■ INSTRUCTIONS TO FOLLOW: Extract all records. Keep each one exact.

(Data entries)
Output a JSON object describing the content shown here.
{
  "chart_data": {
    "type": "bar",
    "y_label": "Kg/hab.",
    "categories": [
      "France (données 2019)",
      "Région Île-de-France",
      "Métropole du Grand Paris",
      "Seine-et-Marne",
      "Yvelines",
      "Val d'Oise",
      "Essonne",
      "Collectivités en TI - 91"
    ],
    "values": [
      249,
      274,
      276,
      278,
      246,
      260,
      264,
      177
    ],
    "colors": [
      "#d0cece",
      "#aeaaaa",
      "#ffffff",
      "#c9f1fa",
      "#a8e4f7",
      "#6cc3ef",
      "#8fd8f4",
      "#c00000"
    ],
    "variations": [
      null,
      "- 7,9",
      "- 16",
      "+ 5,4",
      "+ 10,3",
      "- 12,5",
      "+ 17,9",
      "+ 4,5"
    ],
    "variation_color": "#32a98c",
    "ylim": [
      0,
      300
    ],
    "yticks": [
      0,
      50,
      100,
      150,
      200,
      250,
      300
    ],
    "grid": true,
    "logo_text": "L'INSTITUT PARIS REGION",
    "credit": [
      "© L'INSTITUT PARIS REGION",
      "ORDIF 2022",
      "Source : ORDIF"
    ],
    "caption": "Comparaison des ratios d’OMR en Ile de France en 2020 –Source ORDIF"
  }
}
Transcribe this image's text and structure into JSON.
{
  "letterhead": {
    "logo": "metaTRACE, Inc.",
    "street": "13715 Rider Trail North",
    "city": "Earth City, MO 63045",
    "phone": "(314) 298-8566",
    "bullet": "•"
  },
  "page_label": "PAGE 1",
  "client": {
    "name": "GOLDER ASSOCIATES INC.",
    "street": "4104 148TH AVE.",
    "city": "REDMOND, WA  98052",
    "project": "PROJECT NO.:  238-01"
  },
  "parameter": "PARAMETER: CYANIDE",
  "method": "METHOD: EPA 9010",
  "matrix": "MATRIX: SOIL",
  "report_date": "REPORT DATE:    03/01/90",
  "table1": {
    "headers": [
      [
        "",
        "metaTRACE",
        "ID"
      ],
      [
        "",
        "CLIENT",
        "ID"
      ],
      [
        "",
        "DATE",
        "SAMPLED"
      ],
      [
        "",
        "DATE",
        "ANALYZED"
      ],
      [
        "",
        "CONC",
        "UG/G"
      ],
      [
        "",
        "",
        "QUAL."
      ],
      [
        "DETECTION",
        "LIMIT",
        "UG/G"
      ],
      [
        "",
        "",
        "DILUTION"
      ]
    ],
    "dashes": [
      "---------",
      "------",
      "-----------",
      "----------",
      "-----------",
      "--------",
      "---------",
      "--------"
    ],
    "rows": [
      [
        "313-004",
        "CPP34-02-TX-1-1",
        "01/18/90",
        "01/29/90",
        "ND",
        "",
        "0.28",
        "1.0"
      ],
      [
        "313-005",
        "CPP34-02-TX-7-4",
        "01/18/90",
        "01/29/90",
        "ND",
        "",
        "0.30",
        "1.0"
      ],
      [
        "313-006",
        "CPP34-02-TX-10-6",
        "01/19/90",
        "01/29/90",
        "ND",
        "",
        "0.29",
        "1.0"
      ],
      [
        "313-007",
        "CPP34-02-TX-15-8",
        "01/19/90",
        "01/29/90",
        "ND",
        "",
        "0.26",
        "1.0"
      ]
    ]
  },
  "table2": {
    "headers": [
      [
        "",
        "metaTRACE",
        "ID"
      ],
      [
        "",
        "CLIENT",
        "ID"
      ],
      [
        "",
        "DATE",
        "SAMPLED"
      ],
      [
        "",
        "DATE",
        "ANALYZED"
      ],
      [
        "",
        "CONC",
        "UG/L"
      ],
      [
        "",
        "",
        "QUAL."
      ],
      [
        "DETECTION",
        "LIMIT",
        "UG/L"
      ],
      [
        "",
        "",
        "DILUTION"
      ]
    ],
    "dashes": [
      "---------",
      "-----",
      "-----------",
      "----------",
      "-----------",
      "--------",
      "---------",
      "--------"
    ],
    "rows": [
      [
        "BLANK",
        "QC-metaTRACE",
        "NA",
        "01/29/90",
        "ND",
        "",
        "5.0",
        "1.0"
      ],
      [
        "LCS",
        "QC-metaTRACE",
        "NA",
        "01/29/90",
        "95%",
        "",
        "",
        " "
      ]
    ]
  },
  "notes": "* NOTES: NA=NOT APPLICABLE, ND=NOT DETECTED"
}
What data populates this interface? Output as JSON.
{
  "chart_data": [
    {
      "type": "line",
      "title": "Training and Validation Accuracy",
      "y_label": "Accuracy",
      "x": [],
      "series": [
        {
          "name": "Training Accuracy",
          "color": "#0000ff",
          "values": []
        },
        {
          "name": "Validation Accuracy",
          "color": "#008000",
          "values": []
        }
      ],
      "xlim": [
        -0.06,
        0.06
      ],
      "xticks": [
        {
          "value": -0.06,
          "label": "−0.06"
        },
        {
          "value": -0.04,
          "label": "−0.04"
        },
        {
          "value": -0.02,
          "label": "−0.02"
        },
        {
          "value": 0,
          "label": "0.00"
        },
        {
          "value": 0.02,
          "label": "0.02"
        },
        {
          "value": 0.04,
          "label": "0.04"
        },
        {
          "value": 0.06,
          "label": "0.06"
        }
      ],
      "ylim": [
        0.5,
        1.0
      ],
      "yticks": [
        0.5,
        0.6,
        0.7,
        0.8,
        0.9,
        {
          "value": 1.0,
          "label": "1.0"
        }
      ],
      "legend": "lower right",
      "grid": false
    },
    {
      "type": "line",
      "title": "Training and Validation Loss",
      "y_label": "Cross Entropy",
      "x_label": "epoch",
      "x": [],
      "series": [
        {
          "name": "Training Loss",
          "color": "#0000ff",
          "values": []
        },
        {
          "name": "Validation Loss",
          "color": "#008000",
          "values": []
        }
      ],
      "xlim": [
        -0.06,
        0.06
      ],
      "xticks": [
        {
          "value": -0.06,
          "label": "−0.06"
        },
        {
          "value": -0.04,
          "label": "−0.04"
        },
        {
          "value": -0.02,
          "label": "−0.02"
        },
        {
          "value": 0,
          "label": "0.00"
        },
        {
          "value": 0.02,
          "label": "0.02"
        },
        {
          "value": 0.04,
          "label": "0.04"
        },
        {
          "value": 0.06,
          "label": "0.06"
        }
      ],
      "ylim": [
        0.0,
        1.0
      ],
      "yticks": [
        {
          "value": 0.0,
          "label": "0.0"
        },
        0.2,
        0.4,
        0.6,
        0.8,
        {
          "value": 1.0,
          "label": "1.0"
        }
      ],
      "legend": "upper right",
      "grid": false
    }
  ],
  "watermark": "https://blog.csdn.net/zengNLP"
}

■ TASK RESULT:
Output a JSON object describing the content shown here.
{
  "chart_data": {
    "type": "bar",
    "y_label": "Kg/hab.",
    "categories": [
      "France (données 2019)",
      "Région Île-de-France",
      "Métropole du Grand Paris",
      "Seine-et-Marne",
      "Yvelines",
      "Val d'Oise",
      "Essonne",
      "Collectivités en TI - 91"
    ],
    "values": [
      249,
      274,
      276,
      278,
      246,
      260,
      264,
      177
    ],
    "colors": [
      "#d0cece",
      "#aeaaaa",
      "#ffffff",
      "#c9f1fa",
      "#a8e4f7",
      "#6cc3ef",
      "#8fd8f4",
      "#c00000"
    ],
    "variations": [
      null,
      "- 7,9",
      "- 16",
      "+ 5,4",
      "+ 10,3",
      "- 12,5",
      "+ 17,9",
      "+ 4,5"
    ],
    "variation_color": "#32a98c",
    "ylim": [
      0,
      300
    ],
    "yticks": [
      0,
      50,
      100,
      150,
      200,
      250,
      300
    ],
    "grid": true,
    "logo_text": "L'INSTITUT PARIS REGION",
    "credit": [
      "© L'INSTITUT PARIS REGION",
      "ORDIF 2022",
      "Source : ORDIF"
    ],
    "caption": "Comparaison des ratios d’OMR en Ile de France en 2020 –Source ORDIF"
  }
}
Transcribe this image's text and structure into JSON.
{
  "letterhead": {
    "logo": "metaTRACE, Inc.",
    "street": "13715 Rider Trail North",
    "city": "Earth City, MO 63045",
    "phone": "(314) 298-8566",
    "bullet": "•"
  },
  "page_label": "PAGE 1",
  "client": {
    "name": "GOLDER ASSOCIATES INC.",
    "street": "4104 148TH AVE.",
    "city": "REDMOND, WA  98052",
    "project": "PROJECT NO.:  238-01"
  },
  "parameter": "PARAMETER: CYANIDE",
  "method": "METHOD: EPA 9010",
  "matrix": "MATRIX: SOIL",
  "report_date": "REPORT DATE:    03/01/90",
  "table1": {
    "headers": [
      [
        "",
        "metaTRACE",
        "ID"
      ],
      [
        "",
        "CLIENT",
        "ID"
      ],
      [
        "",
        "DATE",
        "SAMPLED"
      ],
      [
        "",
        "DATE",
        "ANALYZED"
      ],
      [
        "",
        "CONC",
        "UG/G"
      ],
      [
        "",
        "",
        "QUAL."
      ],
      [
        "DETECTION",
        "LIMIT",
        "UG/G"
      ],
      [
        "",
        "",
        "DILUTION"
      ]
    ],
    "dashes": [
      "---------",
      "------",
      "-----------",
      "----------",
      "-----------",
      "--------",
      "---------",
      "--------"
    ],
    "rows": [
      [
        "313-004",
        "CPP34-02-TX-1-1",
        "01/18/90",
        "01/29/90",
        "ND",
        "",
        "0.28",
        "1.0"
      ],
      [
        "313-005",
        "CPP34-02-TX-7-4",
        "01/18/90",
        "01/29/90",
        "ND",
        "",
        "0.30",
        "1.0"
      ],
      [
        "313-006",
        "CPP34-02-TX-10-6",
        "01/19/90",
        "01/29/90",
        "ND",
        "",
        "0.29",
        "1.0"
      ],
      [
        "313-007",
        "CPP34-02-TX-15-8",
        "01/19/90",
        "01/29/90",
        "ND",
        "",
        "0.26",
        "1.0"
      ]
    ]
  },
  "table2": {
    "headers": [
      [
        "",
        "metaTRACE",
        "ID"
      ],
      [
        "",
        "CLIENT",
        "ID"
      ],
      [
        "",
        "DATE",
        "SAMPLED"
      ],
      [
        "",
        "DATE",
        "ANALYZED"
      ],
      [
        "",
        "CONC",
        "UG/L"
      ],
      [
        "",
        "",
        "QUAL."
      ],
      [
        "DETECTION",
        "LIMIT",
        "UG/L"
      ],
      [
        "",
        "",
        "DILUTION"
      ]
    ],
    "dashes": [
      "---------",
      "-----",
      "-----------",
      "----------",
      "-----------",
      "--------",
      "---------",
      "--------"
    ],
    "rows": [
      [
        "BLANK",
        "QC-metaTRACE",
        "NA",
        "01/29/90",
        "ND",
        "",
        "5.0",
        "1.0"
      ],
      [
        "LCS",
        "QC-metaTRACE",
        "NA",
        "01/29/90",
        "95%",
        "",
        "",
        " "
      ]
    ]
  },
  "notes": "* NOTES: NA=NOT APPLICABLE, ND=NOT DETECTED"
}
What data populates this interface? Output as JSON.
{
  "chart_data": [
    {
      "type": "line",
      "title": "Training and Validation Accuracy",
      "y_label": "Accuracy",
      "x": [],
      "series": [
        {
          "name": "Training Accuracy",
          "color": "#0000ff",
          "values": []
        },
        {
          "name": "Validation Accuracy",
          "color": "#008000",
          "values": []
        }
      ],
      "xlim": [
        -0.06,
        0.06
      ],
      "xticks": [
        {
          "value": -0.06,
          "label": "−0.06"
        },
        {
          "value": -0.04,
          "label": "−0.04"
        },
        {
          "value": -0.02,
          "label": "−0.02"
        },
        {
          "value": 0,
          "label": "0.00"
        },
        {
          "value": 0.02,
          "label": "0.02"
        },
        {
          "value": 0.04,
          "label": "0.04"
        },
        {
          "value": 0.06,
          "label": "0.06"
        }
      ],
      "ylim": [
        0.5,
        1.0
      ],
      "yticks": [
        0.5,
        0.6,
        0.7,
        0.8,
        0.9,
        {
          "value": 1.0,
          "label": "1.0"
        }
      ],
      "legend": "lower right",
      "grid": false
    },
    {
      "type": "line",
      "title": "Training and Validation Loss",
      "y_label": "Cross Entropy",
      "x_label": "epoch",
      "x": [],
      "series": [
        {
          "name": "Training Loss",
          "color": "#0000ff",
          "values": []
        },
        {
          "name": "Validation Loss",
          "color": "#008000",
          "values": []
        }
      ],
      "xlim": [
        -0.06,
        0.06
      ],
      "xticks": [
        {
          "value": -0.06,
          "label": "−0.06"
        },
        {
          "value": -0.04,
          "label": "−0.04"
        },
        {
          "value": -0.02,
          "label": "−0.02"
        },
        {
          "value": 0,
          "label": "0.00"
        },
        {
          "value": 0.02,
          "label": "0.02"
        },
        {
          "value": 0.04,
          "label": "0.04"
        },
        {
          "value": 0.06,
          "label": "0.06"
        }
      ],
      "ylim": [
        0.0,
        1.0
      ],
      "yticks": [
        {
          "value": 0.0,
          "label": "0.0"
        },
        0.2,
        0.4,
        0.6,
        0.8,
        {
          "value": 1.0,
          "label": "1.0"
        }
      ],
      "legend": "upper right",
      "grid": false
    }
  ],
  "watermark": "https://blog.csdn.net/zengNLP"
}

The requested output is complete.